--- BEGIN Record excerpts ---

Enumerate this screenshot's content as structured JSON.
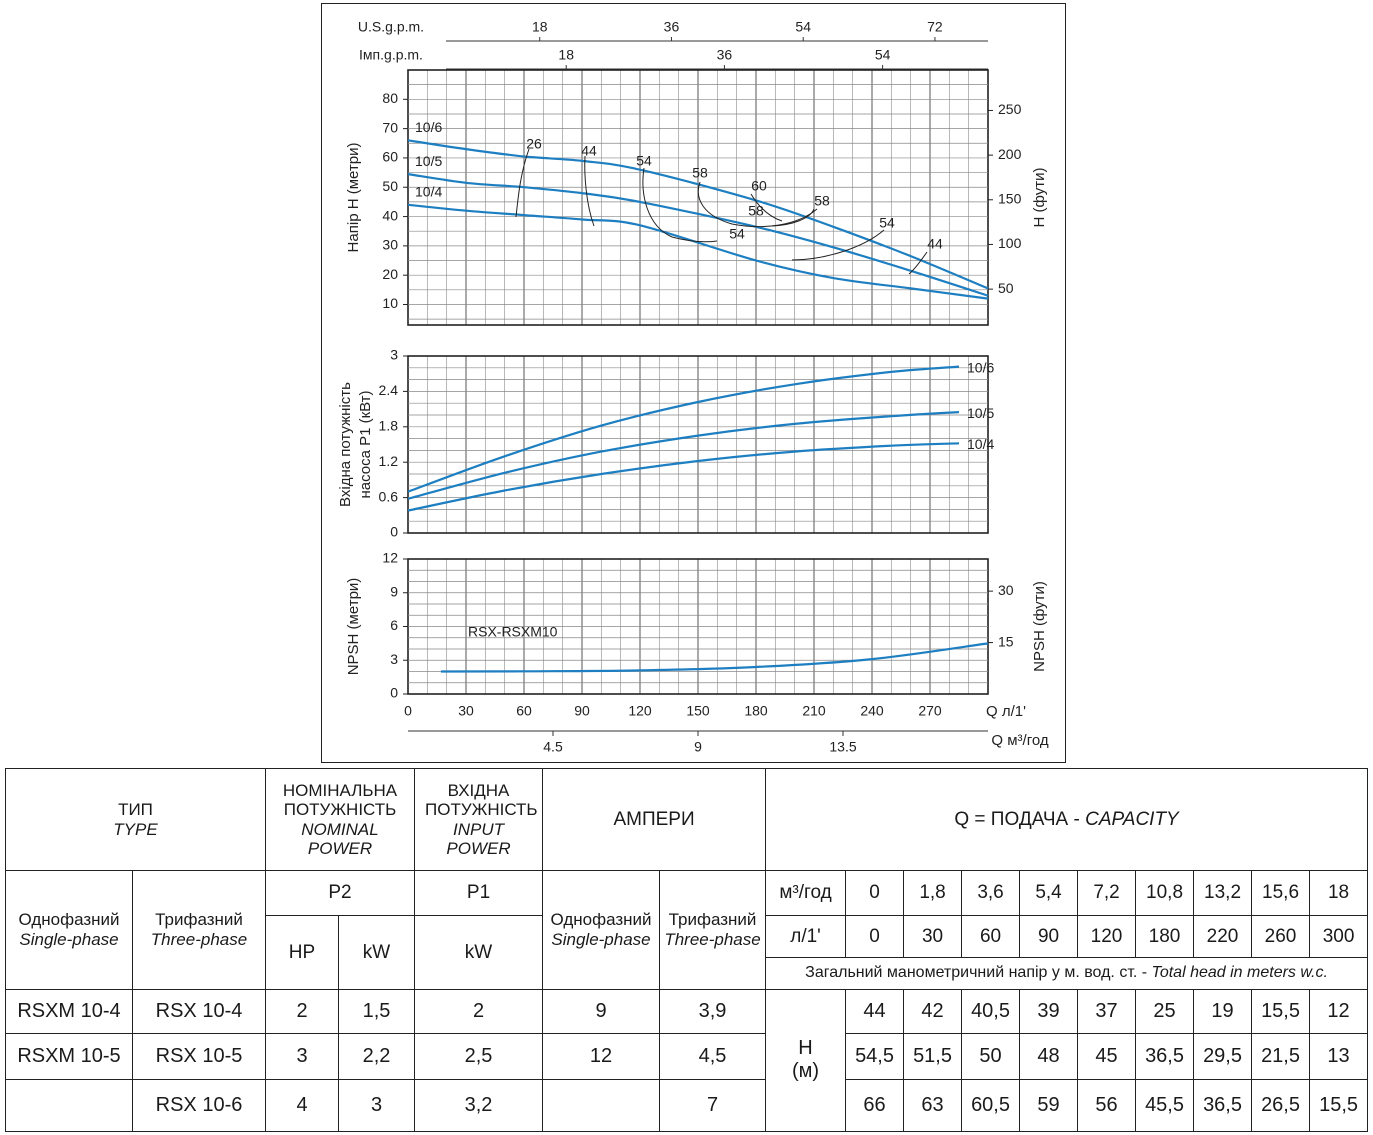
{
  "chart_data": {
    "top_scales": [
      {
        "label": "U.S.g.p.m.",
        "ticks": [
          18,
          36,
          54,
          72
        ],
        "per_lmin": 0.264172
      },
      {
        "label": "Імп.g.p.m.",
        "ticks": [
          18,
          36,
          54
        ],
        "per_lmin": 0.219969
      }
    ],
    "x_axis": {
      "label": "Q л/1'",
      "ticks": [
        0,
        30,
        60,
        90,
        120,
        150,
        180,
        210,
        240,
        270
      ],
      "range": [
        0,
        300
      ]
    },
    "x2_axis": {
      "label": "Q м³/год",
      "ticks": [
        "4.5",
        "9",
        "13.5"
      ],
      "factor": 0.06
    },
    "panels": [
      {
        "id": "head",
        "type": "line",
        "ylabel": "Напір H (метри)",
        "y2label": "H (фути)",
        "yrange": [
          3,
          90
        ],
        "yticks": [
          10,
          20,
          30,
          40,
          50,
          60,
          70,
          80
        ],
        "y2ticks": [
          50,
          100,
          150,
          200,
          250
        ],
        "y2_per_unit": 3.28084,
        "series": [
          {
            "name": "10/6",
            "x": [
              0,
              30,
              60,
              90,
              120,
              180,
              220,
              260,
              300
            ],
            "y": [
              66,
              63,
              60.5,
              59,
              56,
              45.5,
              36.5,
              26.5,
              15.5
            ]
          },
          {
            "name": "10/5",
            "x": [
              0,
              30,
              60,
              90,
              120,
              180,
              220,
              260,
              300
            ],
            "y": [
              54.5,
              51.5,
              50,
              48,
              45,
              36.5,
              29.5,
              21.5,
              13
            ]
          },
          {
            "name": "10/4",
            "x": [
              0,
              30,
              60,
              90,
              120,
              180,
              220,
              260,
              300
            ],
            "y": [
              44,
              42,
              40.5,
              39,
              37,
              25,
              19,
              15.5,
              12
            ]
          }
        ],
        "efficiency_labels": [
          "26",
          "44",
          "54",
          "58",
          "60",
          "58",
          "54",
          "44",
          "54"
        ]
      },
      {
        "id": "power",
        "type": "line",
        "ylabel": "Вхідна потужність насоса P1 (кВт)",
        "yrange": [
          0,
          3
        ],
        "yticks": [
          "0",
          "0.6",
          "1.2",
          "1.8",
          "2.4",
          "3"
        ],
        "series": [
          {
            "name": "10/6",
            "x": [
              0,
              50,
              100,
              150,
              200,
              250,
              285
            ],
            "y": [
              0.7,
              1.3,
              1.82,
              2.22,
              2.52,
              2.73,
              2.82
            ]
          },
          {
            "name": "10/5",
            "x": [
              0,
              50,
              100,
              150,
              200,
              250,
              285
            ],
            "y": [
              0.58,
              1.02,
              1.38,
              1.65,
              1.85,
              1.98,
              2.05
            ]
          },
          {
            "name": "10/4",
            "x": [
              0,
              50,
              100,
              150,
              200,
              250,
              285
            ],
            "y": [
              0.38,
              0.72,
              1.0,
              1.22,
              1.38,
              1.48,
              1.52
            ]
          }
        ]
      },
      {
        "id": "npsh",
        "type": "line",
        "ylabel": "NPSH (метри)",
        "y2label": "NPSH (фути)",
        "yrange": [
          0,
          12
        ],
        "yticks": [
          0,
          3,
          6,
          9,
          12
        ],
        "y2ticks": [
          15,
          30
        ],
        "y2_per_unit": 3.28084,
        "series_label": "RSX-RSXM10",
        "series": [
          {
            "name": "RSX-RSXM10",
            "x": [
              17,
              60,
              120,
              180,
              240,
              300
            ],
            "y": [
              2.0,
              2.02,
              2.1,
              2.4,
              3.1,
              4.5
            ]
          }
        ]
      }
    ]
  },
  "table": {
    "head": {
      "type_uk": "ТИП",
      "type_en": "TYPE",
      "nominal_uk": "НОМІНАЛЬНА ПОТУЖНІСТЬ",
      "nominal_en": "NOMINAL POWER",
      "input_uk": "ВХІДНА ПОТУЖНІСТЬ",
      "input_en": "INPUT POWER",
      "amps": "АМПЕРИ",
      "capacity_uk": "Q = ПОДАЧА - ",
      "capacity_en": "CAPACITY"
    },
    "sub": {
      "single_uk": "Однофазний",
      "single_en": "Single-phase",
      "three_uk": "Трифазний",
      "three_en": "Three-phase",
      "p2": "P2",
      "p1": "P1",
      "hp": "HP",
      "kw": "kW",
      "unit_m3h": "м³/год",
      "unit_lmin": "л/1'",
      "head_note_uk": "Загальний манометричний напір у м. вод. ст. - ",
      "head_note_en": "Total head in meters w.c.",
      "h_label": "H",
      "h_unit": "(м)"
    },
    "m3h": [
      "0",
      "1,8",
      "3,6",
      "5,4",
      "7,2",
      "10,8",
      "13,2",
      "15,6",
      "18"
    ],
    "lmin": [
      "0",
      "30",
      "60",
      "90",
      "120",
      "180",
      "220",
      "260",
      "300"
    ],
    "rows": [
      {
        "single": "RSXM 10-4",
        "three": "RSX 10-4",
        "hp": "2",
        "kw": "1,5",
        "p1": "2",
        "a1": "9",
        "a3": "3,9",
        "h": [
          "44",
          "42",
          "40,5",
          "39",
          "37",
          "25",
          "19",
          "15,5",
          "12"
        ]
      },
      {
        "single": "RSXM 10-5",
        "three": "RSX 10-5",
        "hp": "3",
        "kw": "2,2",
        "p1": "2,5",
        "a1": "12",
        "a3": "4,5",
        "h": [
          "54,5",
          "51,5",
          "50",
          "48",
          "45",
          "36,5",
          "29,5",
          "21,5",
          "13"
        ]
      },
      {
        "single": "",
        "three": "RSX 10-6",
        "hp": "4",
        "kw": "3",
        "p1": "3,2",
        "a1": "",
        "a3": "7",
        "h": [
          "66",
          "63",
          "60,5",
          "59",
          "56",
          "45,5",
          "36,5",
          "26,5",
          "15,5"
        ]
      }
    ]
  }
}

--- END Record excerpts ---
--- BEGIN Record excerpts ---

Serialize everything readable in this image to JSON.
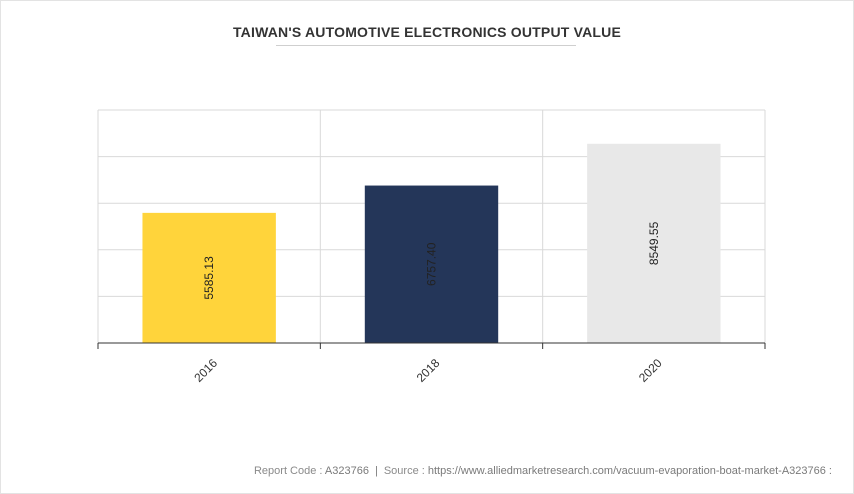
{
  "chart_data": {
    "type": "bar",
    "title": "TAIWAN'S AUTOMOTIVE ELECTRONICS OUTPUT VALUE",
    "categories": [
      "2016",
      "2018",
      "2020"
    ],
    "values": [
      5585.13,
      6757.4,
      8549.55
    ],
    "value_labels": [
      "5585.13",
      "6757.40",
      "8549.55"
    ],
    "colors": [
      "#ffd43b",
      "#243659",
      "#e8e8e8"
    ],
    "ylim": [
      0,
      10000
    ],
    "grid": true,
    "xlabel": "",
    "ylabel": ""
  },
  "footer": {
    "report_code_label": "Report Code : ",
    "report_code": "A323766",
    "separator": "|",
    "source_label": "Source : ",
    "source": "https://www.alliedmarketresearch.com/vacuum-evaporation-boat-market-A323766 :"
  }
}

--- END Record excerpts ---
--- BEGIN Record excerpts ---

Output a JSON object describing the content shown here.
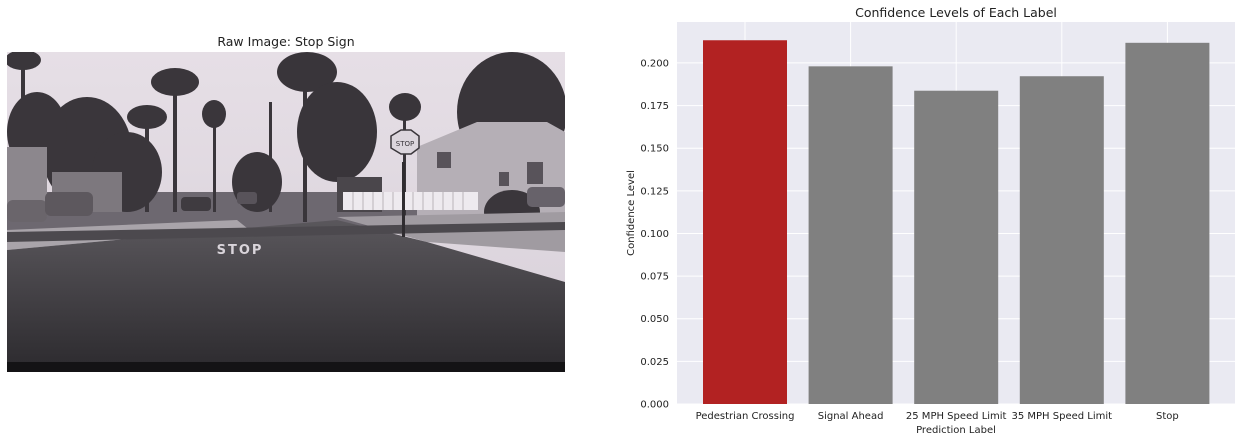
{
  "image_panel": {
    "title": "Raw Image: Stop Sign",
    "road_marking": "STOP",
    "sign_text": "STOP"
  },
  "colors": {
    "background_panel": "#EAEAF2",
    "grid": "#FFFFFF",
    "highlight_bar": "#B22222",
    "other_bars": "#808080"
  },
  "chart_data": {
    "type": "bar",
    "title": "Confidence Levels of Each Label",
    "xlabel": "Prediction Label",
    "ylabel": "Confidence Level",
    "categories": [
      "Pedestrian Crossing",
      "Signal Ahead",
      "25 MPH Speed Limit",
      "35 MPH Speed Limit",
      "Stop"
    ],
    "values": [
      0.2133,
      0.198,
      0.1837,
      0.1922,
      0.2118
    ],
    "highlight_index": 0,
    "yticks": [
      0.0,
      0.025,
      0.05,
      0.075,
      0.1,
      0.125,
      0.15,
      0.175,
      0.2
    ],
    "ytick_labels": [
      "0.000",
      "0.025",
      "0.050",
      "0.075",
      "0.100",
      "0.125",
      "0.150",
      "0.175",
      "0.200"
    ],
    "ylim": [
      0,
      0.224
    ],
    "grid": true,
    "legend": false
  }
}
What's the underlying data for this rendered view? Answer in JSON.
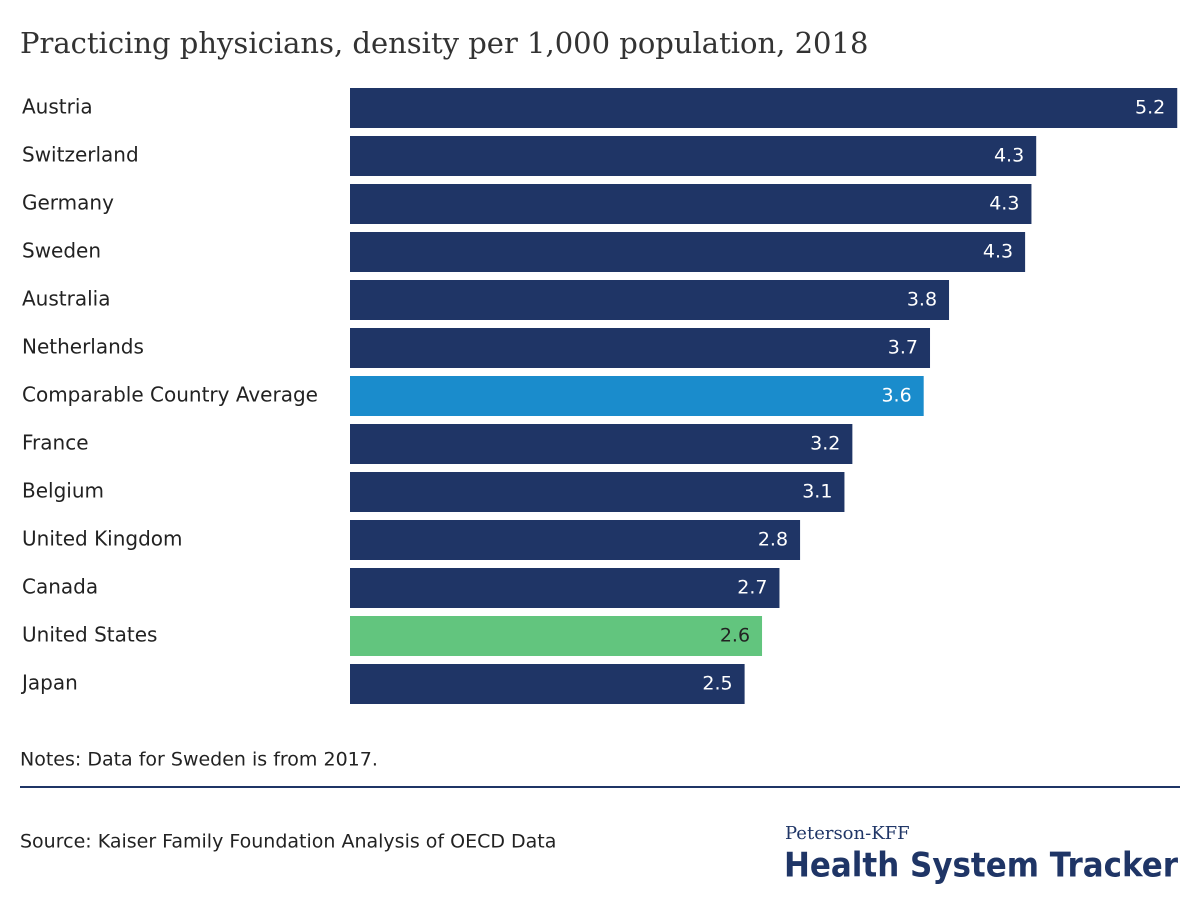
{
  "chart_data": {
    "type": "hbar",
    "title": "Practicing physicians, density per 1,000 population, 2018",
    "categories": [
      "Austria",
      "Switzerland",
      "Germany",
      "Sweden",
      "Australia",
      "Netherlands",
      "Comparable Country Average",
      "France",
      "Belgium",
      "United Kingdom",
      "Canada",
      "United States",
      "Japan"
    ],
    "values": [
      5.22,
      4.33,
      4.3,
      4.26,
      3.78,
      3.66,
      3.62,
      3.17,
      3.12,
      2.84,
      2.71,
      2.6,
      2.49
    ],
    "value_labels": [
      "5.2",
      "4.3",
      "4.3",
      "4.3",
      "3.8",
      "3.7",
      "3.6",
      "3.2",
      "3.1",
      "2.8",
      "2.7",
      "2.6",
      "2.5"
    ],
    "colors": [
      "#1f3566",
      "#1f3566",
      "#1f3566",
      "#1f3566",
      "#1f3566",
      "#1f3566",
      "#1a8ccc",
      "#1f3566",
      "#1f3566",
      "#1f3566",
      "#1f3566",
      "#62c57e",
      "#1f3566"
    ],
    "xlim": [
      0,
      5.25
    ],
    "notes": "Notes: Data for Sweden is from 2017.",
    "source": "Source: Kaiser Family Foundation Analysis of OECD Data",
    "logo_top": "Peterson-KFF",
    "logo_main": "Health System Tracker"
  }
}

--- END Record excerpts ---

**The task:** How many lines of the data contain the word "Confidence"? Answer with the number alone.

**The output:** 2